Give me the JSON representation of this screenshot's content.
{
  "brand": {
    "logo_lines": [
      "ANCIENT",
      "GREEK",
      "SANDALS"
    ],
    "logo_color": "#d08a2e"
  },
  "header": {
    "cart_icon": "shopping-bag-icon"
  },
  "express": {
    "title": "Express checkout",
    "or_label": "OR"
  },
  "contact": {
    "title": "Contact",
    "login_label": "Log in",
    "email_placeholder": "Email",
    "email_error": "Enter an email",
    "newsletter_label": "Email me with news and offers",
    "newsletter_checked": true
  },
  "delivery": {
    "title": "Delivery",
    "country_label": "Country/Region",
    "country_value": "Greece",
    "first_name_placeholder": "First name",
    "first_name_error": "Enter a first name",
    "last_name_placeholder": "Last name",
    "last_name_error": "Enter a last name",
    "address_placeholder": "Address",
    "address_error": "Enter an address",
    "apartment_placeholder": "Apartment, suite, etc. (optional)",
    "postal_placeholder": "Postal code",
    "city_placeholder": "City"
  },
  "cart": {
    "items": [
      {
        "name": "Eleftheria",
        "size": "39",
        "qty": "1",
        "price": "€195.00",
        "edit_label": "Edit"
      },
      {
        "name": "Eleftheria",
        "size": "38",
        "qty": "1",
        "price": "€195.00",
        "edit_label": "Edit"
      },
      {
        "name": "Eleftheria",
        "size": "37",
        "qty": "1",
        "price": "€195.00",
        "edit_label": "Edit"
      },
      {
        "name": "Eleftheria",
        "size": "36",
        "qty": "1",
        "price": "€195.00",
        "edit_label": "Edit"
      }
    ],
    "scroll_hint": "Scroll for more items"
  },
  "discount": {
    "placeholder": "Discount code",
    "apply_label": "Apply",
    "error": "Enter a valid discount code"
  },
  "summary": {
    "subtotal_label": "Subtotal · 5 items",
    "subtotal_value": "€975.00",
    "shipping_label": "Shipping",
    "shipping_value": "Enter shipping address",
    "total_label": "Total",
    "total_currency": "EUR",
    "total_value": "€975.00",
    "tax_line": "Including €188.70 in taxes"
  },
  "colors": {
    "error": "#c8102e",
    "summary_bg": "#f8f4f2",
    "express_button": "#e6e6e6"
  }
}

####

**Task requirements**
Restate every record exactly, leaving nothing out.

**Answer in full**
Give me the JSON representation of this screenshot's content.
{
  "brand": {
    "logo_lines": [
      "ANCIENT",
      "GREEK",
      "SANDALS"
    ],
    "logo_color": "#d08a2e"
  },
  "header": {
    "cart_icon": "shopping-bag-icon"
  },
  "express": {
    "title": "Express checkout",
    "or_label": "OR"
  },
  "contact": {
    "title": "Contact",
    "login_label": "Log in",
    "email_placeholder": "Email",
    "email_error": "Enter an email",
    "newsletter_label": "Email me with news and offers",
    "newsletter_checked": true
  },
  "delivery": {
    "title": "Delivery",
    "country_label": "Country/Region",
    "country_value": "Greece",
    "first_name_placeholder": "First name",
    "first_name_error": "Enter a first name",
    "last_name_placeholder": "Last name",
    "last_name_error": "Enter a last name",
    "address_placeholder": "Address",
    "address_error": "Enter an address",
    "apartment_placeholder": "Apartment, suite, etc. (optional)",
    "postal_placeholder": "Postal code",
    "city_placeholder": "City"
  },
  "cart": {
    "items": [
      {
        "name": "Eleftheria",
        "size": "39",
        "qty": "1",
        "price": "€195.00",
        "edit_label": "Edit"
      },
      {
        "name": "Eleftheria",
        "size": "38",
        "qty": "1",
        "price": "€195.00",
        "edit_label": "Edit"
      },
      {
        "name": "Eleftheria",
        "size": "37",
        "qty": "1",
        "price": "€195.00",
        "edit_label": "Edit"
      },
      {
        "name": "Eleftheria",
        "size": "36",
        "qty": "1",
        "price": "€195.00",
        "edit_label": "Edit"
      }
    ],
    "scroll_hint": "Scroll for more items"
  },
  "discount": {
    "placeholder": "Discount code",
    "apply_label": "Apply",
    "error": "Enter a valid discount code"
  },
  "summary": {
    "subtotal_label": "Subtotal · 5 items",
    "subtotal_value": "€975.00",
    "shipping_label": "Shipping",
    "shipping_value": "Enter shipping address",
    "total_label": "Total",
    "total_currency": "EUR",
    "total_value": "€975.00",
    "tax_line": "Including €188.70 in taxes"
  },
  "colors": {
    "error": "#c8102e",
    "summary_bg": "#f8f4f2",
    "express_button": "#e6e6e6"
  }
}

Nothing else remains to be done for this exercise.